:: What you will do ::
State the number of lines with the string "nous" in them, and nothing else.

Saved entries
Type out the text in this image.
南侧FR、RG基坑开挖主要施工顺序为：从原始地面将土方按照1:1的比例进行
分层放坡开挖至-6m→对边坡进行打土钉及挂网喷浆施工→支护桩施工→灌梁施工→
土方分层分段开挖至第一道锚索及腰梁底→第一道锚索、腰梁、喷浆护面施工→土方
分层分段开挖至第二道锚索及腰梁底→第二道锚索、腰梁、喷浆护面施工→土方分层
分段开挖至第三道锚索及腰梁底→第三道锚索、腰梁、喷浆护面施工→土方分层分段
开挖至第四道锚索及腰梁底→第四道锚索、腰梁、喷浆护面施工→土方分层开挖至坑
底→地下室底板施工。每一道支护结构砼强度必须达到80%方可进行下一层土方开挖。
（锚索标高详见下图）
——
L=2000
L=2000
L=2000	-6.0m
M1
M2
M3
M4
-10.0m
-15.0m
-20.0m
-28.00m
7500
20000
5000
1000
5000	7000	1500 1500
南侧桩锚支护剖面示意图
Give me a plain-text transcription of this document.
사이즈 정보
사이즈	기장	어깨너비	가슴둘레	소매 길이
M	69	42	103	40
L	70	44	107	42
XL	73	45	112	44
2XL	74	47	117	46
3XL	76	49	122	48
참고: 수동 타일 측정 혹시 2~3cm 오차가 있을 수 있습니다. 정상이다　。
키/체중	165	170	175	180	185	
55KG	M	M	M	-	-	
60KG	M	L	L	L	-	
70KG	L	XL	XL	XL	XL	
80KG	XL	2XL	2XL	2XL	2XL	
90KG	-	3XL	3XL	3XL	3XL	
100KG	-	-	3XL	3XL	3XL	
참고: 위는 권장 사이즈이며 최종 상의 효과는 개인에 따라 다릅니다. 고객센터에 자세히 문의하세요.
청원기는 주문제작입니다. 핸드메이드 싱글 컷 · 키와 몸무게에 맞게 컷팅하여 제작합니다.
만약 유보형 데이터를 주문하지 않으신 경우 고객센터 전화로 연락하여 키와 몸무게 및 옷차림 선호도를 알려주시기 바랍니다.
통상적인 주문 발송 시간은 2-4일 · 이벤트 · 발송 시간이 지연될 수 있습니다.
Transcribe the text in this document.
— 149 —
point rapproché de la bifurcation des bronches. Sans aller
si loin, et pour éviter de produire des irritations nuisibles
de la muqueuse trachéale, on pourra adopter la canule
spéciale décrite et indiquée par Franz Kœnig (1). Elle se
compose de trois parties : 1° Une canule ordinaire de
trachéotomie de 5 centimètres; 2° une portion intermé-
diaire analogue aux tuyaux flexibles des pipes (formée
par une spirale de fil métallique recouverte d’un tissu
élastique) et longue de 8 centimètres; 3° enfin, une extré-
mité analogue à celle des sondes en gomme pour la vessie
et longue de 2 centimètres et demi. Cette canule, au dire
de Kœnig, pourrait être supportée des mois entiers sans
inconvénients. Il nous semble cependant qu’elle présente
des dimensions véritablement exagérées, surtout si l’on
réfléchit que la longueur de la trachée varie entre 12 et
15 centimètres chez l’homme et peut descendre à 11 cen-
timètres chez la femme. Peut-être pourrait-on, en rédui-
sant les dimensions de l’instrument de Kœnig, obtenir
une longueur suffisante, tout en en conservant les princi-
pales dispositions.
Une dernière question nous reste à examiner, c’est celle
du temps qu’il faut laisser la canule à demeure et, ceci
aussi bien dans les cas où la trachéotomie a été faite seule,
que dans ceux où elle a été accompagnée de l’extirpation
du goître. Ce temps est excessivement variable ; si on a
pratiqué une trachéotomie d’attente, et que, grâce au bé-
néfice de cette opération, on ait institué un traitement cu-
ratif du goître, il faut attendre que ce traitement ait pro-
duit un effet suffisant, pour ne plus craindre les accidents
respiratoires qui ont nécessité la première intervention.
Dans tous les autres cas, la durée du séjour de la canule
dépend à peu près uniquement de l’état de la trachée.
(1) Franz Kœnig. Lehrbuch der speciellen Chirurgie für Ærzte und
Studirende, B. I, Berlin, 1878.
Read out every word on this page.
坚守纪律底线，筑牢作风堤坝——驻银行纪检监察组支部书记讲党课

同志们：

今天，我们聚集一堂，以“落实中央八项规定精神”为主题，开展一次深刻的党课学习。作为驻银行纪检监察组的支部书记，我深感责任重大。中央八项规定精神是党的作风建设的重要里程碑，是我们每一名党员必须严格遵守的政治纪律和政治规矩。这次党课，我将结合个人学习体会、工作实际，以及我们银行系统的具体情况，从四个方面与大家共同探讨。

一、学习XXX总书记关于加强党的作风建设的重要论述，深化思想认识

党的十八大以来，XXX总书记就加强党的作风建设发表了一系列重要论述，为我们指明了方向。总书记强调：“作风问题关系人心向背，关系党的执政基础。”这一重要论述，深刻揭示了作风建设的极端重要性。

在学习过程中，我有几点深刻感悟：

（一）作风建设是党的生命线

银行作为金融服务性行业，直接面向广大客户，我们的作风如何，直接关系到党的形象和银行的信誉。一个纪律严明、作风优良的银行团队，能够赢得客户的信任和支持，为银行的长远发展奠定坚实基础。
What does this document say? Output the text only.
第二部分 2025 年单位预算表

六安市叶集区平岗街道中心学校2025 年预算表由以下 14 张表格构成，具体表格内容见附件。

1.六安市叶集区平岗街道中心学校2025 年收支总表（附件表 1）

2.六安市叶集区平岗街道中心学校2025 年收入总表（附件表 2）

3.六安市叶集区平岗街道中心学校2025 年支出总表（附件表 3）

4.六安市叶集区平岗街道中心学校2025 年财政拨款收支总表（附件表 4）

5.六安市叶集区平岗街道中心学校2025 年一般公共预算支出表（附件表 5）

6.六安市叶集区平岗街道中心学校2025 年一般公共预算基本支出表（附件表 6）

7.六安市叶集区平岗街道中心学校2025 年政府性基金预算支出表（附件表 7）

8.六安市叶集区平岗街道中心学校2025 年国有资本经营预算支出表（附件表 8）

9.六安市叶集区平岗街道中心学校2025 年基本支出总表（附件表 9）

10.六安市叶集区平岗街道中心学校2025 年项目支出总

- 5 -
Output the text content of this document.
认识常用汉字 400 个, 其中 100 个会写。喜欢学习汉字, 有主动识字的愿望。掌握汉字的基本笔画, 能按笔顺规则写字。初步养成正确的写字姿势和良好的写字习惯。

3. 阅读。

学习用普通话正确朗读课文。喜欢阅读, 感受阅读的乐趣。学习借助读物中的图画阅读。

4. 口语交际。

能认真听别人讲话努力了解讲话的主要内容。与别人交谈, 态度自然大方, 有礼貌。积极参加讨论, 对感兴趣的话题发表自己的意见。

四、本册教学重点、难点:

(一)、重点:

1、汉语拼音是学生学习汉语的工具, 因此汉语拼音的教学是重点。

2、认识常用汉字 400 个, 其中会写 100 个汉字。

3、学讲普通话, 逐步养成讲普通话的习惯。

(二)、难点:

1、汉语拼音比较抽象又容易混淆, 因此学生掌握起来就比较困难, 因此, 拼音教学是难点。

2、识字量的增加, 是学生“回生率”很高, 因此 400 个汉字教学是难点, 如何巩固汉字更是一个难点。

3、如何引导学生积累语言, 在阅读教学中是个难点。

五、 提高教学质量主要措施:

:: Exercise answer ::
2